**What this task involves**: Wherever the word "المأمون" appears in a line, extract that line.

──────── Material to process ────────

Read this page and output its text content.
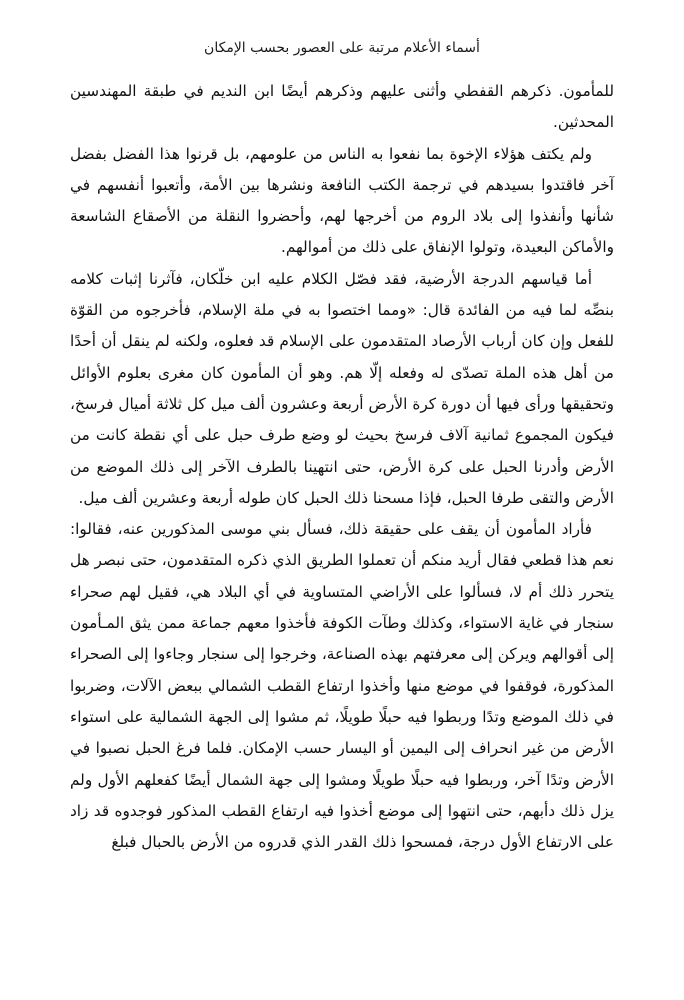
أسماء الأعلام مرتبة على العصور بحسب الإمكان

للمأمون. ذكرهم القفطي وأثنى عليهم وذكرهم أيضًا ابن النديم في طبقة المهندسين المحدثين.

ولم يكتف هؤلاء الإخوة بما نفعوا به الناس من علومهم، بل قرنوا هذا الفضل بفضل آخر فاقتدوا بسيدهم في ترجمة الكتب النافعة ونشرها بين الأمة، وأتعبوا أنفسهم في شأنها وأنفذوا إلى بلاد الروم من أخرجها لهم، وأحضروا النقلة من الأصقاع الشاسعة والأماكن البعيدة، وتولوا الإنفاق على ذلك من أموالهم.

أما قياسهم الدرجة الأرضية، فقد فصّل الكلام عليه ابن خلّكان، فآثرنا إثبات كلامه بنصِّه لما فيه من الفائدة قال: «ومما اختصوا به في ملة الإسلام، فأخرجوه من القوّة للفعل وإن كان أرباب الأرصاد المتقدمون على الإسلام قد فعلوه، ولكنه لم ينقل أن أحدًا من أهل هذه الملة تصدّى له وفعله إلّا هم. وهو أن المأمون كان مغرى بعلوم الأوائل وتحقيقها ورأى فيها أن دورة كرة الأرض أربعة وعشرون ألف ميل كل ثلاثة أميال فرسخ، فيكون المجموع ثمانية آلاف فرسخ بحيث لو وضع طرف حبل على أي نقطة كانت من الأرض وأدرنا الحبل على كرة الأرض، حتى انتهينا بالطرف الآخر إلى ذلك الموضع من الأرض والتقى طرفا الحبل، فإذا مسحنا ذلك الحبل كان طوله أربعة وعشرين ألف ميل.

فأراد المأمون أن يقف على حقيقة ذلك، فسأل بني موسى المذكورين عنه، فقالوا: نعم هذا قطعي فقال أريد منكم أن تعملوا الطريق الذي ذكره المتقدمون، حتى نبصر هل يتحرر ذلك أم لا، فسألوا على الأراضي المتساوية في أي البلاد هي، فقيل لهم صحراء سنجار في غاية الاستواء، وكذلك وطآت الكوفة فأخذوا معهم جماعة ممن يثق المـأمون إلى أقوالهم ويركن إلى معرفتهم بهذه الصناعة، وخرجوا إلى سنجار وجاءوا إلى الصحراء المذكورة، فوقفوا في موضع منها وأخذوا ارتفاع القطب الشمالي ببعض الآلات، وضربوا في ذلك الموضع وتدًا وربطوا فيه حبلًا طويلًا، ثم مشوا إلى الجهة الشمالية على استواء الأرض من غير انحراف إلى اليمين أو اليسار حسب الإمكان. فلما فرغ الحبل نصبوا في الأرض وتدًا آخر، وربطوا فيه حبلًا طويلًا ومشوا إلى جهة الشمال أيضًا كفعلهم الأول ولم يزل ذلك دأبهم، حتى انتهوا إلى موضع أخذوا فيه ارتفاع القطب المذكور فوجدوه قد زاد على الارتفاع الأول درجة، فمسحوا ذلك القدر الذي قدروه من الأرض بالحبال فبلغ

────────

**Written answer**:
أما قياسهم الدرجة الأرضية، فقد فصّل الكلام عليه ابن خلّكان، فآثرنا إثبات كلامه بنصِّه لما فيه من الفائدة قال: «ومما اختصوا به في ملة الإسلام، فأخرجوه من القوّة للفعل وإن كان أرباب الأرصاد المتقدمون على الإسلام قد فعلوه، ولكنه لم ينقل أن أحدًا من أهل هذه الملة تصدّى له وفعله إلّا هم. وهو أن المأمون كان مغرى بعلوم الأوائل وتحقيقها ورأى فيها أن دورة كرة الأرض أربعة وعشرون ألف ميل كل ثلاثة أميال فرسخ، فيكون المجموع ثمانية آلاف فرسخ بحيث لو وضع طرف حبل على أي نقطة كانت من الأرض وأدرنا الحبل على كرة الأرض، حتى انتهينا بالطرف الآخر إلى ذلك الموضع من الأرض والتقى طرفا الحبل، فإذا مسحنا ذلك الحبل كان طوله أربعة وعشرين ألف ميل.
فأراد المأمون أن يقف على حقيقة ذلك، فسأل بني موسى المذكورين عنه، فقالوا: نعم هذا قطعي فقال أريد منكم أن تعملوا الطريق الذي ذكره المتقدمون، حتى نبصر هل يتحرر ذلك أم لا، فسألوا على الأراضي المتساوية في أي البلاد هي، فقيل لهم صحراء سنجار في غاية الاستواء، وكذلك وطآت الكوفة فأخذوا معهم جماعة ممن يثق المـأمون إلى أقوالهم ويركن إلى معرفتهم بهذه الصناعة، وخرجوا إلى سنجار وجاءوا إلى الصحراء المذكورة، فوقفوا في موضع منها وأخذوا ارتفاع القطب الشمالي ببعض الآلات، وضربوا في ذلك الموضع وتدًا وربطوا فيه حبلًا طويلًا، ثم مشوا إلى الجهة الشمالية على استواء الأرض من غير انحراف إلى اليمين أو اليسار حسب الإمكان. فلما فرغ الحبل نصبوا في الأرض وتدًا آخر، وربطوا فيه حبلًا طويلًا ومشوا إلى جهة الشمال أيضًا كفعلهم الأول ولم يزل ذلك دأبهم، حتى انتهوا إلى موضع أخذوا فيه ارتفاع القطب المذكور فوجدوه قد زاد على الارتفاع الأول درجة، فمسحوا ذلك القدر الذي قدروه من الأرض بالحبال فبلغ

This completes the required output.